DESCRIPTION OF THE TASK. Copy down every line where the string "Trajectory" shows up.

Chart and figure data.
=-=-=
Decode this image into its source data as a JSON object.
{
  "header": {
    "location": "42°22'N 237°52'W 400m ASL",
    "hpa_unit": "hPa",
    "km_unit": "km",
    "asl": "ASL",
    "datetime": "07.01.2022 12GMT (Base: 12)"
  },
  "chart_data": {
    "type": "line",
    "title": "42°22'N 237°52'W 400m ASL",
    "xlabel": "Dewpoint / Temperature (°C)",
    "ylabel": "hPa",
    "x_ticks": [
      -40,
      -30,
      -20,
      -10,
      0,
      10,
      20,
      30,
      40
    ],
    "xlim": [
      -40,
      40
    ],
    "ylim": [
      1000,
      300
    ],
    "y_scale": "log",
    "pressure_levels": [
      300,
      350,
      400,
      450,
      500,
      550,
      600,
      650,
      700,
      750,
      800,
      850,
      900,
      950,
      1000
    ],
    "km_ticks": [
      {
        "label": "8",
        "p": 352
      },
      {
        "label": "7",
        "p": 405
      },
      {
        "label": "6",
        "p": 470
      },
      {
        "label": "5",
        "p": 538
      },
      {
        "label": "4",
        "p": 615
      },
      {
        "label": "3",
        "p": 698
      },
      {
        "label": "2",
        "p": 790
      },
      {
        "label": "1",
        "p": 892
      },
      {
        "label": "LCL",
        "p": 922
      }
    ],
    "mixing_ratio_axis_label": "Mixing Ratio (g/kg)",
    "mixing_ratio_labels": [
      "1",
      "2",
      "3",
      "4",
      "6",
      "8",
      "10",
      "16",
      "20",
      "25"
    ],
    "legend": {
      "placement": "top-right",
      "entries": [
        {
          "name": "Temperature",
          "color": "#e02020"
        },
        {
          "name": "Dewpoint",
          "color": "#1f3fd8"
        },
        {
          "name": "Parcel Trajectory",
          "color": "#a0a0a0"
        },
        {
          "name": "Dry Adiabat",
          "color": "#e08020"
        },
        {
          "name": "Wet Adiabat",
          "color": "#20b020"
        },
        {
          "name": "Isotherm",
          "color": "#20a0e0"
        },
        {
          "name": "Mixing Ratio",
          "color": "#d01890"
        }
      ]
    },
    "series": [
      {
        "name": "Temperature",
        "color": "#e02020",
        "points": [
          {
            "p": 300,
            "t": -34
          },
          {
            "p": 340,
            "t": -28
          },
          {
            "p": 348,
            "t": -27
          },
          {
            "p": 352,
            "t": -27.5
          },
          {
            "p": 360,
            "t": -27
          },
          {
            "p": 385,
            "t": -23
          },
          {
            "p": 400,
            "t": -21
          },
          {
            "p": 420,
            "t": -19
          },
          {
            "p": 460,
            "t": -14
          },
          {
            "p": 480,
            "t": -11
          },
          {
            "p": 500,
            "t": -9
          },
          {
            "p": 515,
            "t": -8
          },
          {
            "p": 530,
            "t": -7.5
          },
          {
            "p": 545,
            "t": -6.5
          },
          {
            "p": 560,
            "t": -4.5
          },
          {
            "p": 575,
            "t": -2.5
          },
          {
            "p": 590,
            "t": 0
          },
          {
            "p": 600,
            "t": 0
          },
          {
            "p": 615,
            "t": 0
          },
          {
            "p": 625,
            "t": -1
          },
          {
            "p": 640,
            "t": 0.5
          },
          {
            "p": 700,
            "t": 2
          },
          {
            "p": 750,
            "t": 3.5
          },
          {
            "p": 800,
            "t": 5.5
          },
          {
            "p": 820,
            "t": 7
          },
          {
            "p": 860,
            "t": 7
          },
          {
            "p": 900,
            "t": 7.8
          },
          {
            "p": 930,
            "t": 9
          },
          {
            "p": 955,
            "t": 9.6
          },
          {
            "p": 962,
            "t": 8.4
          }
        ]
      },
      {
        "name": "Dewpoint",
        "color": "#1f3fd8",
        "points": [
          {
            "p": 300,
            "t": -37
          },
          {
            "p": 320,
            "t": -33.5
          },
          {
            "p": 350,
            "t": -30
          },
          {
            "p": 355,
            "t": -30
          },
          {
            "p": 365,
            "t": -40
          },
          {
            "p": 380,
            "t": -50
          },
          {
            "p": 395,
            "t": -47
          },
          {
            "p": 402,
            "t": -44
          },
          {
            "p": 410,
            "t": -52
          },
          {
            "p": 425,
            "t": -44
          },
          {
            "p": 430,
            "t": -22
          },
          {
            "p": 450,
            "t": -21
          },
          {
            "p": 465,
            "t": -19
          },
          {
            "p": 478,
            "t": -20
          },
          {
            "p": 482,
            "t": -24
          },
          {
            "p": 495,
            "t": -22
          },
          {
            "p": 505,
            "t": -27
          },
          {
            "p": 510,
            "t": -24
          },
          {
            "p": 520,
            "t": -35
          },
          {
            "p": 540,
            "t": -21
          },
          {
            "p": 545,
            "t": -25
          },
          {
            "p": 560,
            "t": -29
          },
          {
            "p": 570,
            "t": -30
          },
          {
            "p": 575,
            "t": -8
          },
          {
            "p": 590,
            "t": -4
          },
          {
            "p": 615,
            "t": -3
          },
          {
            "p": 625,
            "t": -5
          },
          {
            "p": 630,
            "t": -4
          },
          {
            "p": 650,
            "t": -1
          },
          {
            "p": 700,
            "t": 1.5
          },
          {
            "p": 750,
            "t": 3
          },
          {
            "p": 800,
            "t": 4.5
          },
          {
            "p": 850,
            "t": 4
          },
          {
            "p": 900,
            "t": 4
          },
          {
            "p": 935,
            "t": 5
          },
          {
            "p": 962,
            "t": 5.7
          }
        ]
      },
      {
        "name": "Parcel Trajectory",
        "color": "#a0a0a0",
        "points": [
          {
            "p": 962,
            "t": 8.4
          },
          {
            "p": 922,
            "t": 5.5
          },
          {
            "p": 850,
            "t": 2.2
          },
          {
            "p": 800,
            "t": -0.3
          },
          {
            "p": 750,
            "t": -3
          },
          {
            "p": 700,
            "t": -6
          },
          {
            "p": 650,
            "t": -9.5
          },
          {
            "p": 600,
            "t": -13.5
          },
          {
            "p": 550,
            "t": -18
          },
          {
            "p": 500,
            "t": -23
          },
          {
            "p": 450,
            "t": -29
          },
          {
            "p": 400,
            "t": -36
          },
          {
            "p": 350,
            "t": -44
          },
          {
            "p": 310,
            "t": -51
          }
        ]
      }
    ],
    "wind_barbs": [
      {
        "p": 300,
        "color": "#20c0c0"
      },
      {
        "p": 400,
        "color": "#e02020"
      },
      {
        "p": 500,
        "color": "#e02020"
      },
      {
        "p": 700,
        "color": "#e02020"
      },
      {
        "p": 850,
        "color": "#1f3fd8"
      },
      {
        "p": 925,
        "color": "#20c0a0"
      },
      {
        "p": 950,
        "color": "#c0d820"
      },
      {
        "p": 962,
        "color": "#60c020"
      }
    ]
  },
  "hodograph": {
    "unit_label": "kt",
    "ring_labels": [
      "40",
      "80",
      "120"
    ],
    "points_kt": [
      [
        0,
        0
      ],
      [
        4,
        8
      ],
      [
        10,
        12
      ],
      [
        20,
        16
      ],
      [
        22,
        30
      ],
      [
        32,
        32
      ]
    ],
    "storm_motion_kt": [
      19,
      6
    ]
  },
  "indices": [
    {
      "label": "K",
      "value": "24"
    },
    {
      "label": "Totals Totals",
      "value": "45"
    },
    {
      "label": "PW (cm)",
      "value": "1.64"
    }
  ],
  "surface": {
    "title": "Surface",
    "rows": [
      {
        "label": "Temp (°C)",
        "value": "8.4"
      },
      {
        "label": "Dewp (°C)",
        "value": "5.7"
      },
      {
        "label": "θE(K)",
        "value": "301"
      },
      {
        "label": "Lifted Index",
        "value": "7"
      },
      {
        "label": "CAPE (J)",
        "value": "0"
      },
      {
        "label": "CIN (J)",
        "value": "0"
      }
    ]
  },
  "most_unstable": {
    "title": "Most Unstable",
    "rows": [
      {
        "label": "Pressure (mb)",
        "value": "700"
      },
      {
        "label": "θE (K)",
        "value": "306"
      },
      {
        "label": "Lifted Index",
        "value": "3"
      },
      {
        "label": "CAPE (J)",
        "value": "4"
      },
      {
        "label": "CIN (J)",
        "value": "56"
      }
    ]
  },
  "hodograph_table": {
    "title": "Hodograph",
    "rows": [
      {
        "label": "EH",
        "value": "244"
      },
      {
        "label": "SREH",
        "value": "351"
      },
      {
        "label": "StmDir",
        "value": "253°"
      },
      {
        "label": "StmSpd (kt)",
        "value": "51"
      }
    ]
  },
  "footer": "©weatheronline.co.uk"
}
=-=-=
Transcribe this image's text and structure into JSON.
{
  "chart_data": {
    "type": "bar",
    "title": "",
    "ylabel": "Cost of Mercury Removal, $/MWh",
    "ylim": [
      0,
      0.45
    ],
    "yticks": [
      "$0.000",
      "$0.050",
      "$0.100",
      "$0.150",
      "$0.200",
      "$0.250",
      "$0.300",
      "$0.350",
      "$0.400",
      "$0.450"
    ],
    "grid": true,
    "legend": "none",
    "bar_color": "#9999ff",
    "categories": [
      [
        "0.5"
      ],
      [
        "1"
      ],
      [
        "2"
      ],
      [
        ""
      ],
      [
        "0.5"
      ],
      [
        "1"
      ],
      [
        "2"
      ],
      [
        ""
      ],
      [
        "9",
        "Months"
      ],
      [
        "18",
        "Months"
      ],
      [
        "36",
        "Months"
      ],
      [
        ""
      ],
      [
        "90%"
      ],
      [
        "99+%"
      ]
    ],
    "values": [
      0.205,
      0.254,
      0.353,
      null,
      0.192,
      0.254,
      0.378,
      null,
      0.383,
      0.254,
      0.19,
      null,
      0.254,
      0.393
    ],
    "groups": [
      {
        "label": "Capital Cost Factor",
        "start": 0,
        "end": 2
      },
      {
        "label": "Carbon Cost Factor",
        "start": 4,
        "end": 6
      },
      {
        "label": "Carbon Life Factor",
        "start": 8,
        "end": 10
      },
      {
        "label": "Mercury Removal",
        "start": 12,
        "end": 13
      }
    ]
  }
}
=-=-=
REPLY.
          "name": "Parcel Trajectory",
        "name": "Parcel Trajectory",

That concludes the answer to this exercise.